[[ Task inputs, beginning ]]

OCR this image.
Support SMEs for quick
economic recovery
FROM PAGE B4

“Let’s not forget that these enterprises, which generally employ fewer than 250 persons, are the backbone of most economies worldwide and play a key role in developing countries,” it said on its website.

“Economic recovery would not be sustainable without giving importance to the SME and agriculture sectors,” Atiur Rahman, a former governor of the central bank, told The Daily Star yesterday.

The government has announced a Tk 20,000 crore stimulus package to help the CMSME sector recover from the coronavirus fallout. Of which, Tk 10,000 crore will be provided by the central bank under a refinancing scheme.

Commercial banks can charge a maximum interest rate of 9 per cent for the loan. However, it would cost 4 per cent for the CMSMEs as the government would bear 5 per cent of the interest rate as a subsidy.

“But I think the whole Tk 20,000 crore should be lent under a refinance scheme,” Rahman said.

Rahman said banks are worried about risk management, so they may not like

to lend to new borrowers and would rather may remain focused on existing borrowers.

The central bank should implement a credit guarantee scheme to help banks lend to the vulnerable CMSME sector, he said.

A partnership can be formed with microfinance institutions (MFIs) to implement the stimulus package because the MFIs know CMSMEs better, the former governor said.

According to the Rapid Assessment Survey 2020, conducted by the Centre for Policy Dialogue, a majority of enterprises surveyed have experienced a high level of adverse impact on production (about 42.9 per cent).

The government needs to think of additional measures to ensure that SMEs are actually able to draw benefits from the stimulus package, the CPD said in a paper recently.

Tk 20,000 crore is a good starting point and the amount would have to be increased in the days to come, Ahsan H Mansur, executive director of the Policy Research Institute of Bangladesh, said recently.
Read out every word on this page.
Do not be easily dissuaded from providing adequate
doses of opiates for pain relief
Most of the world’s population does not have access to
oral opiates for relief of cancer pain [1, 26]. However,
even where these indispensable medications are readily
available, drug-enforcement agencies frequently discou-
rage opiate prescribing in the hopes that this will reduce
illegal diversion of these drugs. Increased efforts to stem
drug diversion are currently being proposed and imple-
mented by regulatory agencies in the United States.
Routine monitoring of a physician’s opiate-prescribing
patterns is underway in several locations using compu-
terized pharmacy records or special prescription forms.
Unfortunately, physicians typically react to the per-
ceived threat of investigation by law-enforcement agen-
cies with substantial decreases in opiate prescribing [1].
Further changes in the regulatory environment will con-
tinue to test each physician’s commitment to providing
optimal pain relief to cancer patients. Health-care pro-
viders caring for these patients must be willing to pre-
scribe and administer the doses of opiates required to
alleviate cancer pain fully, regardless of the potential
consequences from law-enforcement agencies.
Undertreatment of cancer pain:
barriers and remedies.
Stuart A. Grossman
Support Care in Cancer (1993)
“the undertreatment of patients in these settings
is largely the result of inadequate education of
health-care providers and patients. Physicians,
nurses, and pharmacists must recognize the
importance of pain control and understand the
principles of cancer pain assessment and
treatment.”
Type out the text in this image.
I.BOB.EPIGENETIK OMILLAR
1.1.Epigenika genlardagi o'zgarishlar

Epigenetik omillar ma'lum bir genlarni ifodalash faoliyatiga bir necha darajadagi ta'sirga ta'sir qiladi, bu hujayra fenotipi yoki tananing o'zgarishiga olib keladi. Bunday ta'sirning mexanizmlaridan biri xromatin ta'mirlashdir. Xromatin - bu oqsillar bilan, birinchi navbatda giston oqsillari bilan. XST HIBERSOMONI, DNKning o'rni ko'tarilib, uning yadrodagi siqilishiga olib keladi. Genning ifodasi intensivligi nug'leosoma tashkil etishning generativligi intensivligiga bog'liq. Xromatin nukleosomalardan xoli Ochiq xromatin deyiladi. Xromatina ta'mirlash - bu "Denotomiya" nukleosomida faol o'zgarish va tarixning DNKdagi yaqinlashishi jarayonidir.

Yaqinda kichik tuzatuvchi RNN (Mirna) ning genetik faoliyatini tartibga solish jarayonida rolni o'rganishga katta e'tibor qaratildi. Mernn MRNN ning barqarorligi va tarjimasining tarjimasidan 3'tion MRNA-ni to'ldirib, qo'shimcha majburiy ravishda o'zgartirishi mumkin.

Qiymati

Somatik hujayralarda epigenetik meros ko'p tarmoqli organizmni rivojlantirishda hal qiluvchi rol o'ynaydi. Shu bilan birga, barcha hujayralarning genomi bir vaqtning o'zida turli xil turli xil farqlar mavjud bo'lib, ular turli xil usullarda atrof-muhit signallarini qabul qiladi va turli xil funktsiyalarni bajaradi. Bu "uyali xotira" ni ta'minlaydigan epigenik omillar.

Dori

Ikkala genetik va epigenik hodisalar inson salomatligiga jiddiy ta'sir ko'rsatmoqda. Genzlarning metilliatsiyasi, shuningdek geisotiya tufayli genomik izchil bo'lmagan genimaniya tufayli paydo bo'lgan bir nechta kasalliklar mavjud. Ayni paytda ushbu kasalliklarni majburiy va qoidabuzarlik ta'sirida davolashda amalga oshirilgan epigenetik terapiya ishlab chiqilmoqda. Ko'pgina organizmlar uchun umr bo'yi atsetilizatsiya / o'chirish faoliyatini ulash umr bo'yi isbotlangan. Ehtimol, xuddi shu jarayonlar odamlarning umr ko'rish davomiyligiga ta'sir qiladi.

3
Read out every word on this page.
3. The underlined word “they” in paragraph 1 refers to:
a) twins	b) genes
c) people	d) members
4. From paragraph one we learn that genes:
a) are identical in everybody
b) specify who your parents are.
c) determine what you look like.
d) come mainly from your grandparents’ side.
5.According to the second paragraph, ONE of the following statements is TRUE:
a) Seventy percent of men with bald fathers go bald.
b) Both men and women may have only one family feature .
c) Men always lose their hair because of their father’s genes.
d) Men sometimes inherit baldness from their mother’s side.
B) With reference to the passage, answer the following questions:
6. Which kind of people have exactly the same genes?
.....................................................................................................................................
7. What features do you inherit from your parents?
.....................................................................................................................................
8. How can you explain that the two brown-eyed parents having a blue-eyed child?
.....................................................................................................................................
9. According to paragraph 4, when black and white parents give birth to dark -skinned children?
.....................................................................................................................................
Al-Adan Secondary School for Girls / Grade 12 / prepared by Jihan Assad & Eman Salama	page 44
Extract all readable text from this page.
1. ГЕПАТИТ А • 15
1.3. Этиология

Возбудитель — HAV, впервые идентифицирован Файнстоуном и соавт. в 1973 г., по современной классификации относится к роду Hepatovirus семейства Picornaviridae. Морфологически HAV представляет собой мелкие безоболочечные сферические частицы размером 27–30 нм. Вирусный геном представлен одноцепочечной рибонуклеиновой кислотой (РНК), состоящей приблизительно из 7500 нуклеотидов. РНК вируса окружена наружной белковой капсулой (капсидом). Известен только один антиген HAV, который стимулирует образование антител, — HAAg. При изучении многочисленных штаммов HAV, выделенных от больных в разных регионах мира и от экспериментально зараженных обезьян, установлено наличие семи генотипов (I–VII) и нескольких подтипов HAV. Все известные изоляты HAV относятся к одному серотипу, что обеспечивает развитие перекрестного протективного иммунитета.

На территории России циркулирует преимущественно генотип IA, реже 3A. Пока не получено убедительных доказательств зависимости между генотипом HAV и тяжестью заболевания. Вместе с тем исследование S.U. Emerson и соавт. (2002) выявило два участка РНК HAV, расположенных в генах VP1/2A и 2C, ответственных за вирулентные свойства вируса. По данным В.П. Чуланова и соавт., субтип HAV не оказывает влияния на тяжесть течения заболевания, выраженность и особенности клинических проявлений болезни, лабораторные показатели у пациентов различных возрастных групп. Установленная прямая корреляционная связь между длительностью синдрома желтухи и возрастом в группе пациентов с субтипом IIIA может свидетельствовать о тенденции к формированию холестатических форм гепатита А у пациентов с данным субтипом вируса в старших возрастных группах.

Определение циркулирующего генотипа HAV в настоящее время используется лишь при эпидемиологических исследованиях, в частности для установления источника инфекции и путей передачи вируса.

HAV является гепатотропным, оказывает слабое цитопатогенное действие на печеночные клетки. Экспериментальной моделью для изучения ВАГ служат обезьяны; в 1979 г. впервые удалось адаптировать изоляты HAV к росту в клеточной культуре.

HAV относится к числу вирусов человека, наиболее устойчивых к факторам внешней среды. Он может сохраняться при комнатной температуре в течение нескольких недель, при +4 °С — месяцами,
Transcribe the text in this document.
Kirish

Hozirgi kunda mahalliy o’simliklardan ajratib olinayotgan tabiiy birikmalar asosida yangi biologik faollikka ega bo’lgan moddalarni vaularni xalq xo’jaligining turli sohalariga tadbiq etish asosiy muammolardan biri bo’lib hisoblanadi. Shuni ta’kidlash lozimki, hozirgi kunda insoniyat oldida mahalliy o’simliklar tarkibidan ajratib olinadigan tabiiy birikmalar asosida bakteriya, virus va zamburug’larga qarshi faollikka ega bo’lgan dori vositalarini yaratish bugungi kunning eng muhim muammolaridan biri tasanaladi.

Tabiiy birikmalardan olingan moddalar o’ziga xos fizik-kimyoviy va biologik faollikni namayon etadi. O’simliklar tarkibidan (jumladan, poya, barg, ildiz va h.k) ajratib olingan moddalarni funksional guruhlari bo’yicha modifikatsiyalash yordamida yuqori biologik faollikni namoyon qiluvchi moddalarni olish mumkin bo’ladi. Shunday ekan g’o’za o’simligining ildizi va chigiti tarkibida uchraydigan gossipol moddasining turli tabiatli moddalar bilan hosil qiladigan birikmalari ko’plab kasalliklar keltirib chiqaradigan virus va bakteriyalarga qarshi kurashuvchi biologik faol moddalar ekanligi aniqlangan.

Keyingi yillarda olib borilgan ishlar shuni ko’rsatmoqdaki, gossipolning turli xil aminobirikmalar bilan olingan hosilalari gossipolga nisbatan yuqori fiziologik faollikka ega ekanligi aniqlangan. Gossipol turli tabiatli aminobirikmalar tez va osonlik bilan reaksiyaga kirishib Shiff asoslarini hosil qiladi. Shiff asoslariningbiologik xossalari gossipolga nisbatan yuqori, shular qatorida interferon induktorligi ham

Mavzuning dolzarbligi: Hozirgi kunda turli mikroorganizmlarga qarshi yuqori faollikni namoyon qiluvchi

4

[[ Task inputs, end ]]

Which lines of the records above contain the word "genes"? Report each one.

→ Answer to the exercise
a) twins	b) genes
4. From paragraph one we learn that genes:
c) Men always lose their hair because of their father’s genes.
6. Which kind of people have exactly the same genes?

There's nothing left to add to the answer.